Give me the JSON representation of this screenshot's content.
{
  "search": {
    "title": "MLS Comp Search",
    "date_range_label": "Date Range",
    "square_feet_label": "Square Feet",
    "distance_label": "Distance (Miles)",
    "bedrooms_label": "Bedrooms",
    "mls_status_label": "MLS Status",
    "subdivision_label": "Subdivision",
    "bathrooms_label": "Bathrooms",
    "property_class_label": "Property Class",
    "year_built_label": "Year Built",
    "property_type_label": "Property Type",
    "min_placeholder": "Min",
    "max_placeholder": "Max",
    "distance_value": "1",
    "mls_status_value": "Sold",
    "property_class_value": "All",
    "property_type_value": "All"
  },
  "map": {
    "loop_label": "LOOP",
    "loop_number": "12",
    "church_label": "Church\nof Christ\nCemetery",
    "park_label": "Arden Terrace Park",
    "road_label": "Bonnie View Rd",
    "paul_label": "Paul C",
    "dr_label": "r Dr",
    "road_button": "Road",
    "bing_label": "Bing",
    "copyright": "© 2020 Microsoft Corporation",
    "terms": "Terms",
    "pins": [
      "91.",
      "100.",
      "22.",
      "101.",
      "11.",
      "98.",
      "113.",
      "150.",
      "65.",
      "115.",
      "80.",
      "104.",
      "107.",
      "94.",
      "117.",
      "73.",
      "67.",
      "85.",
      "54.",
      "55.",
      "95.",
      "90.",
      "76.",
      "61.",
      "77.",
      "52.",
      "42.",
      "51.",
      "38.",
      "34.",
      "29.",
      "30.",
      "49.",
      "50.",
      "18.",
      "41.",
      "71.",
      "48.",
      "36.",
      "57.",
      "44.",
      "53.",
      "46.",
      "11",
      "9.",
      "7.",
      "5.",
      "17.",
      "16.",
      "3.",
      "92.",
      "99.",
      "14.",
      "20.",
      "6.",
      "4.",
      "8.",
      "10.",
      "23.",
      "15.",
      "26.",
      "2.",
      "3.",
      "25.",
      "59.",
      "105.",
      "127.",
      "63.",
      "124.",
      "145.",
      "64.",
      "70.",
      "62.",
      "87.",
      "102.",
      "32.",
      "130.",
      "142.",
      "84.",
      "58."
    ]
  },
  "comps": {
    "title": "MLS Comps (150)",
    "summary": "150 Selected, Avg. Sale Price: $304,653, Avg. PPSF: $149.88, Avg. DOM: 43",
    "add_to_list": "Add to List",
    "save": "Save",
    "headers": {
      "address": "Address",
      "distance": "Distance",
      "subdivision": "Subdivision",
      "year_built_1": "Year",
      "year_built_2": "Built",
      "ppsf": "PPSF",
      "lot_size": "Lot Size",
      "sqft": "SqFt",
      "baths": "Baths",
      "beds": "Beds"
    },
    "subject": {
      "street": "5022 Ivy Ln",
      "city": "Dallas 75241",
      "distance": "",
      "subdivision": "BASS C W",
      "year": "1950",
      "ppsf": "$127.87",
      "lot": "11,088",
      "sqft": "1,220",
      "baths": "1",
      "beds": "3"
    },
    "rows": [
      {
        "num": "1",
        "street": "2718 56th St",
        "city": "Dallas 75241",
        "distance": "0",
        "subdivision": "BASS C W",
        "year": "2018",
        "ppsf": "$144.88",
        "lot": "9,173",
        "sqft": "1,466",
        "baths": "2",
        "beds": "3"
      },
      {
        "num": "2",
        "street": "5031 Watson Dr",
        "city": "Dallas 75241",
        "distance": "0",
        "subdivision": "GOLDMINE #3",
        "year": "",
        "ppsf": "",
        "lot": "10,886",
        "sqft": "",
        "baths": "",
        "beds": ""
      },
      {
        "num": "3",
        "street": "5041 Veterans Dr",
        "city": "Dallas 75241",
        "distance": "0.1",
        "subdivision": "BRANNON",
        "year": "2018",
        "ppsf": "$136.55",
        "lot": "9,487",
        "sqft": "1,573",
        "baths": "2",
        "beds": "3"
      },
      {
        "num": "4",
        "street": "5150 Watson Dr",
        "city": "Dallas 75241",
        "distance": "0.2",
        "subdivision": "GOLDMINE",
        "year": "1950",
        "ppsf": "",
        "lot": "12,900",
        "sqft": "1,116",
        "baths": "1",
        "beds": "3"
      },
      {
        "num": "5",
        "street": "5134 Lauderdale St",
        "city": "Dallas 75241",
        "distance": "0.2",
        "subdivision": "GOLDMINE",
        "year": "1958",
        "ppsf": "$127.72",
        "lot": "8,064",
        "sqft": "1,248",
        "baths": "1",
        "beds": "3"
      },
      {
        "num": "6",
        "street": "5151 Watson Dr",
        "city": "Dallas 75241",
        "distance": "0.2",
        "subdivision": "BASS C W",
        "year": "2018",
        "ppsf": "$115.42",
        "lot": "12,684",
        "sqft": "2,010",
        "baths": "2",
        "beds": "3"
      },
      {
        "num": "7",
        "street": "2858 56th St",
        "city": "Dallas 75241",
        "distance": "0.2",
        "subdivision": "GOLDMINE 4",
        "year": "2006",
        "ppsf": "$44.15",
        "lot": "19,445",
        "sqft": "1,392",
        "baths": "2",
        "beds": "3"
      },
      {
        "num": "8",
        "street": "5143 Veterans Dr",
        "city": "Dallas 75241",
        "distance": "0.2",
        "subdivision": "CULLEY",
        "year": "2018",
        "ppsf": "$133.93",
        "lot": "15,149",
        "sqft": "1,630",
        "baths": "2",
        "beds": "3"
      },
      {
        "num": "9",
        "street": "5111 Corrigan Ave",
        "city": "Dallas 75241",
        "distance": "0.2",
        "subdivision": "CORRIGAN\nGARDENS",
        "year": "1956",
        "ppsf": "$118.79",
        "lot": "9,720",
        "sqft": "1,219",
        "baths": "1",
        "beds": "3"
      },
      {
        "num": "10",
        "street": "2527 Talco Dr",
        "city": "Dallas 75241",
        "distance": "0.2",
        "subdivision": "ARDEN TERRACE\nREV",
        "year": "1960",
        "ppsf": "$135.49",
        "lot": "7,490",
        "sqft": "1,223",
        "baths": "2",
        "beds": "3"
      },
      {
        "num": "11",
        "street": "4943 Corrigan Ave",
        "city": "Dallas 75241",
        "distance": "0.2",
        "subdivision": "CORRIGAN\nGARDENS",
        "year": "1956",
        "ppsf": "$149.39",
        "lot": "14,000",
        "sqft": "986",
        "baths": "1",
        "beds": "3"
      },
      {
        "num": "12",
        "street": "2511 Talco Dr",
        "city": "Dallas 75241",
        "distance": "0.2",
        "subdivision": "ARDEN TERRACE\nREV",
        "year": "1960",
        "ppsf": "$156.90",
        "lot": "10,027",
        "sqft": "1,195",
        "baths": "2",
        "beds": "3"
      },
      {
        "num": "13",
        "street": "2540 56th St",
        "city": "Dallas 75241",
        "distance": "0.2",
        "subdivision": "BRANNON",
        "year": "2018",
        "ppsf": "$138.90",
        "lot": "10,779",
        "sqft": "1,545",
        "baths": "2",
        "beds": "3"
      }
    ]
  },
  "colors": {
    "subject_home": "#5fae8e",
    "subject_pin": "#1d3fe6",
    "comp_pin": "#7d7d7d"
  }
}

Objective
In the listing above, find each line with the word "Veterans" and copy it.

Solution to the exercise
        "street": "5041 Veterans Dr",
        "street": "5143 Veterans Dr",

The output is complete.